> _Dataset rows_
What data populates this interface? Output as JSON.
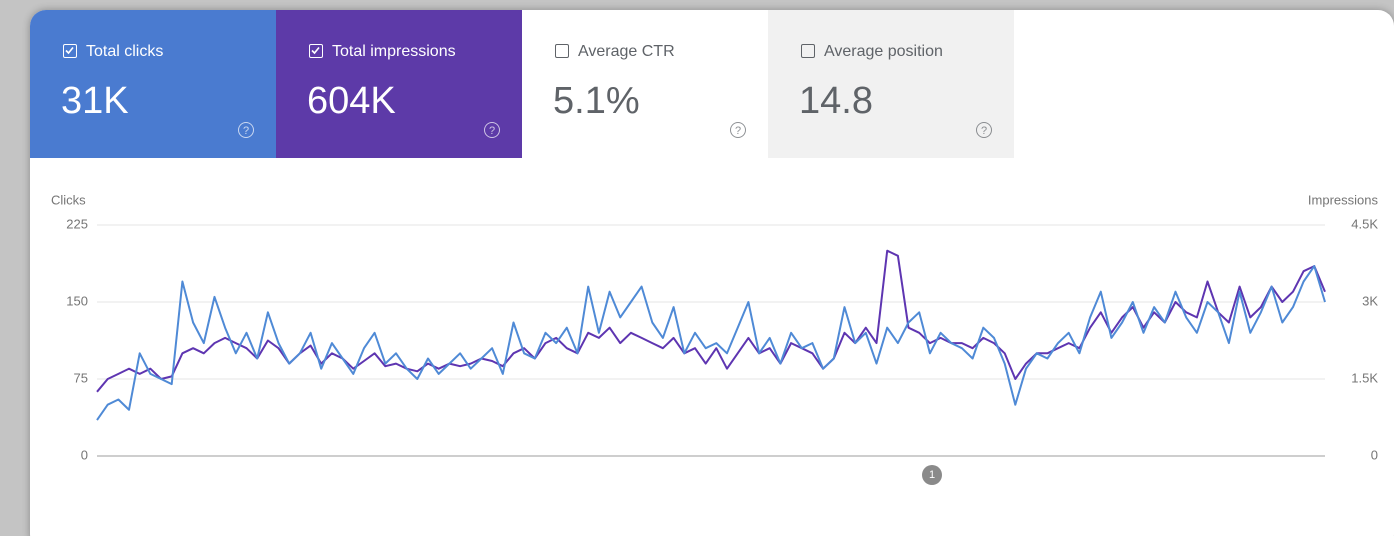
{
  "metrics": [
    {
      "label": "Total clicks",
      "value": "31K",
      "checked": true,
      "background": "#4a7bd0",
      "text_color": "#ffffff"
    },
    {
      "label": "Total impressions",
      "value": "604K",
      "checked": true,
      "background": "#5d3aa8",
      "text_color": "#ffffff"
    },
    {
      "label": "Average CTR",
      "value": "5.1%",
      "checked": false,
      "background": "#ffffff",
      "text_color": "#5f6368"
    },
    {
      "label": "Average position",
      "value": "14.8",
      "checked": false,
      "background": "#f1f1f1",
      "text_color": "#5f6368"
    }
  ],
  "chart_data": {
    "type": "line",
    "ylim": [
      0,
      225
    ],
    "yticks": [
      0,
      75,
      150,
      225
    ],
    "y2lim": [
      0,
      4500
    ],
    "y2ticks": [
      {
        "value": 0,
        "label": "0"
      },
      {
        "value": 1500,
        "label": "1.5K"
      },
      {
        "value": 3000,
        "label": "3K"
      },
      {
        "value": 4500,
        "label": "4.5K"
      }
    ],
    "grid": true,
    "series": [
      {
        "name": "Clicks",
        "color": "#4f8ad6",
        "values": [
          35,
          50,
          55,
          45,
          100,
          80,
          75,
          70,
          170,
          130,
          110,
          155,
          125,
          100,
          120,
          95,
          140,
          110,
          90,
          100,
          120,
          85,
          110,
          95,
          80,
          105,
          120,
          90,
          100,
          85,
          75,
          95,
          80,
          90,
          100,
          85,
          95,
          105,
          80,
          130,
          100,
          95,
          120,
          110,
          125,
          100,
          165,
          120,
          160,
          135,
          150,
          165,
          130,
          115,
          145,
          100,
          120,
          105,
          110,
          100,
          125,
          150,
          100,
          115,
          90,
          120,
          105,
          110,
          85,
          95,
          145,
          110,
          120,
          90,
          125,
          110,
          130,
          140,
          100,
          120,
          110,
          105,
          95,
          125,
          115,
          90,
          50,
          85,
          100,
          95,
          110,
          120,
          100,
          135,
          160,
          115,
          130,
          150,
          120,
          145,
          130,
          160,
          135,
          120,
          150,
          140,
          110,
          160,
          120,
          140,
          165,
          130,
          145,
          170,
          185,
          150
        ]
      },
      {
        "name": "Impressions",
        "color": "#5e35b1",
        "axis": "y2",
        "values": [
          1250,
          1500,
          1600,
          1700,
          1600,
          1700,
          1500,
          1550,
          2000,
          2100,
          2000,
          2200,
          2300,
          2200,
          2100,
          1900,
          2250,
          2100,
          1800,
          2000,
          2150,
          1800,
          2000,
          1900,
          1700,
          1850,
          2000,
          1750,
          1800,
          1700,
          1650,
          1800,
          1700,
          1800,
          1750,
          1800,
          1900,
          1850,
          1750,
          2000,
          2100,
          1900,
          2200,
          2300,
          2100,
          2000,
          2400,
          2300,
          2500,
          2200,
          2400,
          2300,
          2200,
          2100,
          2300,
          2000,
          2100,
          1800,
          2100,
          1700,
          2000,
          2300,
          2000,
          2100,
          1800,
          2200,
          2100,
          2000,
          1700,
          1900,
          2400,
          2200,
          2500,
          2200,
          4000,
          3900,
          2500,
          2400,
          2200,
          2300,
          2200,
          2200,
          2100,
          2300,
          2200,
          2000,
          1500,
          1800,
          2000,
          2000,
          2100,
          2200,
          2100,
          2500,
          2800,
          2400,
          2700,
          2900,
          2500,
          2800,
          2600,
          3000,
          2800,
          2700,
          3400,
          2800,
          2600,
          3300,
          2700,
          2900,
          3300,
          3000,
          3200,
          3600,
          3700,
          3200
        ]
      }
    ],
    "annotations": [
      {
        "text": "1"
      }
    ]
  }
}
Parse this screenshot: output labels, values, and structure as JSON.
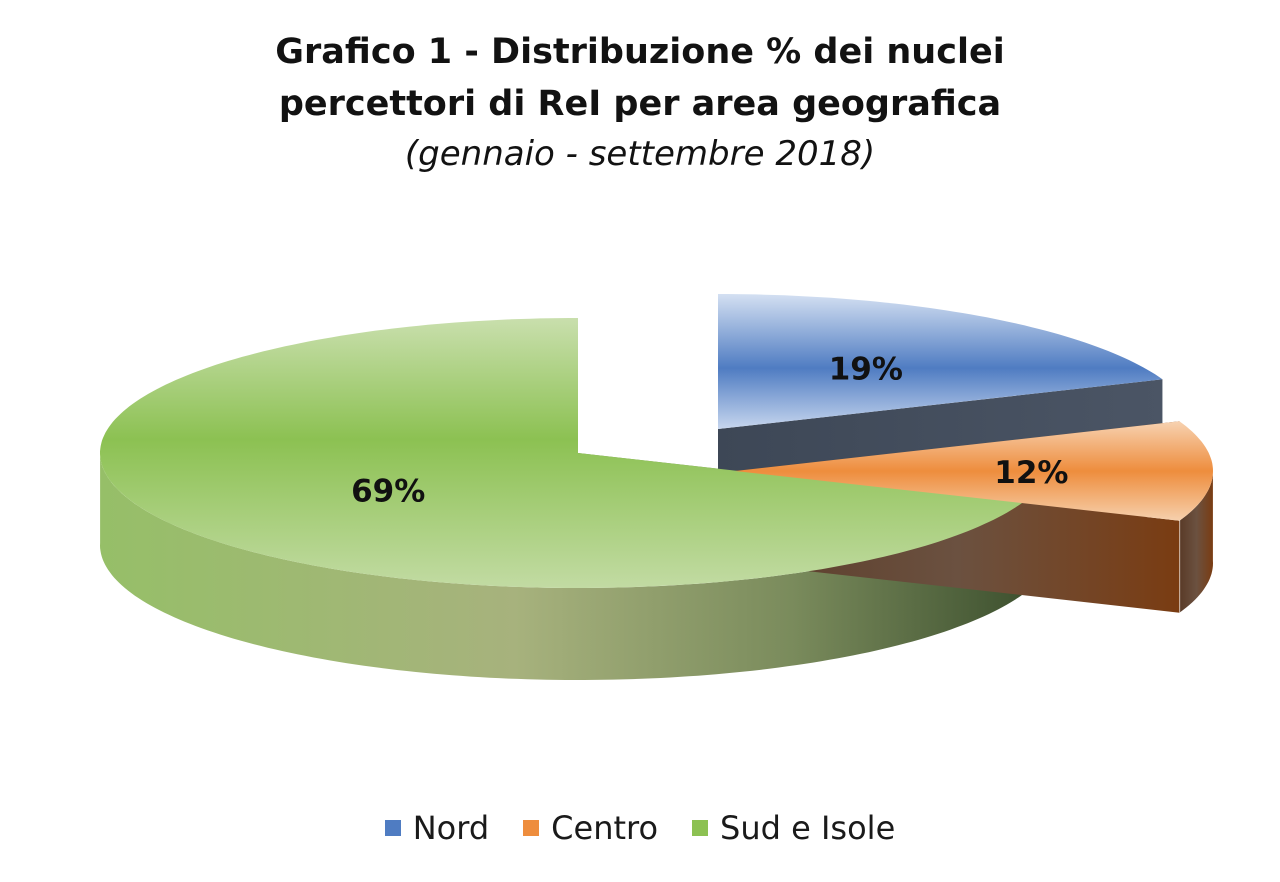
{
  "chart_data": {
    "type": "pie",
    "title_lines": [
      "Grafico 1 - Distribuzione % dei nuclei",
      "percettori di ReI per area geografica"
    ],
    "subtitle": "(gennaio - settembre 2018)",
    "categories": [
      "Nord",
      "Centro",
      "Sud e Isole"
    ],
    "values": [
      19,
      12,
      69
    ],
    "data_labels": [
      "19%",
      "12%",
      "69%"
    ],
    "colors": {
      "Nord": "#4f7cc2",
      "Centro": "#ee8d3d",
      "Sud e Isole": "#8cc152"
    },
    "legend_position": "bottom",
    "style": "3d-exploded"
  }
}
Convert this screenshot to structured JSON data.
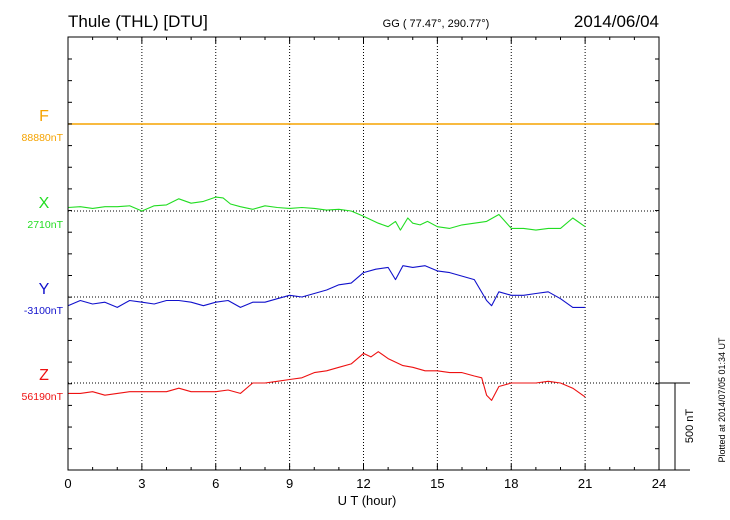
{
  "header": {
    "station": "Thule (THL)  [DTU]",
    "coords": "GG ( 77.47°, 290.77°)",
    "date": "2014/06/04"
  },
  "side_note": "Plotted at 2014/07/05 01:34 UT",
  "scale_bar_label": "500 nT",
  "chart_data": {
    "type": "line",
    "xlabel": "U T (hour)",
    "xlim": [
      0,
      24
    ],
    "xticks": [
      0,
      3,
      6,
      9,
      12,
      15,
      18,
      21,
      24
    ],
    "scale_bar_nT": 500,
    "series": [
      {
        "name": "F",
        "baseline_label": "88880nT",
        "color": "#f5a300",
        "x": [
          0,
          3,
          6,
          9,
          12,
          15,
          18,
          21,
          24
        ],
        "offset_nT": [
          0,
          0,
          0,
          0,
          0,
          0,
          0,
          0,
          0
        ]
      },
      {
        "name": "X",
        "baseline_label": "2710nT",
        "color": "#22dd22",
        "x": [
          0,
          0.5,
          1,
          1.5,
          2,
          2.5,
          3,
          3.5,
          4,
          4.5,
          5,
          5.5,
          6,
          6.3,
          6.6,
          7,
          7.5,
          8,
          8.5,
          9,
          9.5,
          10,
          10.5,
          11,
          11.5,
          12,
          12.3,
          12.6,
          13,
          13.3,
          13.5,
          13.8,
          14,
          14.3,
          14.6,
          15,
          15.5,
          16,
          16.5,
          17,
          17.5,
          18,
          18.5,
          19,
          19.5,
          20,
          20.5,
          21
        ],
        "offset_nT": [
          20,
          25,
          15,
          25,
          25,
          30,
          0,
          30,
          35,
          70,
          45,
          55,
          80,
          75,
          40,
          25,
          10,
          30,
          20,
          15,
          20,
          15,
          5,
          10,
          0,
          -30,
          -50,
          -70,
          -90,
          -60,
          -110,
          -40,
          -70,
          -80,
          -60,
          -90,
          -100,
          -80,
          -70,
          -60,
          -20,
          -100,
          -100,
          -110,
          -100,
          -100,
          -40,
          -90
        ]
      },
      {
        "name": "Y",
        "baseline_label": "-3100nT",
        "color": "#1111cc",
        "x": [
          0,
          0.5,
          1,
          1.5,
          2,
          2.5,
          3,
          3.5,
          4,
          4.5,
          5,
          5.5,
          6,
          6.5,
          7,
          7.5,
          8,
          8.5,
          9,
          9.5,
          10,
          10.5,
          11,
          11.5,
          12,
          12.5,
          13,
          13.3,
          13.6,
          14,
          14.5,
          15,
          15.5,
          16,
          16.5,
          17,
          17.2,
          17.5,
          18,
          18.5,
          19,
          19.5,
          20,
          20.5,
          21
        ],
        "offset_nT": [
          -50,
          -20,
          -40,
          -30,
          -60,
          -20,
          -30,
          -40,
          -20,
          -20,
          -30,
          -50,
          -30,
          -20,
          -60,
          -30,
          -30,
          -10,
          10,
          0,
          20,
          40,
          70,
          80,
          140,
          160,
          170,
          100,
          180,
          170,
          180,
          150,
          140,
          120,
          100,
          -20,
          -50,
          30,
          10,
          10,
          20,
          30,
          -10,
          -60,
          -60
        ]
      },
      {
        "name": "Z",
        "baseline_label": "56190nT",
        "color": "#ee1111",
        "x": [
          0,
          0.5,
          1,
          1.5,
          2,
          2.5,
          3,
          3.5,
          4,
          4.5,
          5,
          5.5,
          6,
          6.5,
          7,
          7.5,
          8,
          8.5,
          9,
          9.5,
          10,
          10.5,
          11,
          11.5,
          12,
          12.3,
          12.6,
          13,
          13.3,
          13.6,
          14,
          14.5,
          15,
          15.5,
          16,
          16.5,
          16.8,
          17,
          17.2,
          17.5,
          18,
          18.5,
          19,
          19.5,
          20,
          20.5,
          21
        ],
        "offset_nT": [
          -60,
          -60,
          -50,
          -70,
          -60,
          -50,
          -50,
          -50,
          -50,
          -30,
          -50,
          -50,
          -50,
          -40,
          -60,
          0,
          0,
          10,
          20,
          30,
          60,
          70,
          90,
          110,
          170,
          150,
          180,
          140,
          120,
          100,
          90,
          70,
          70,
          60,
          60,
          40,
          30,
          -70,
          -100,
          -20,
          0,
          0,
          0,
          10,
          0,
          -30,
          -80
        ]
      }
    ]
  }
}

> _Written request_
Filter the listing above by the word "Average"; copy each line that passes.

> _The response_
      "label": "Average CTR",
      "label": "Average position",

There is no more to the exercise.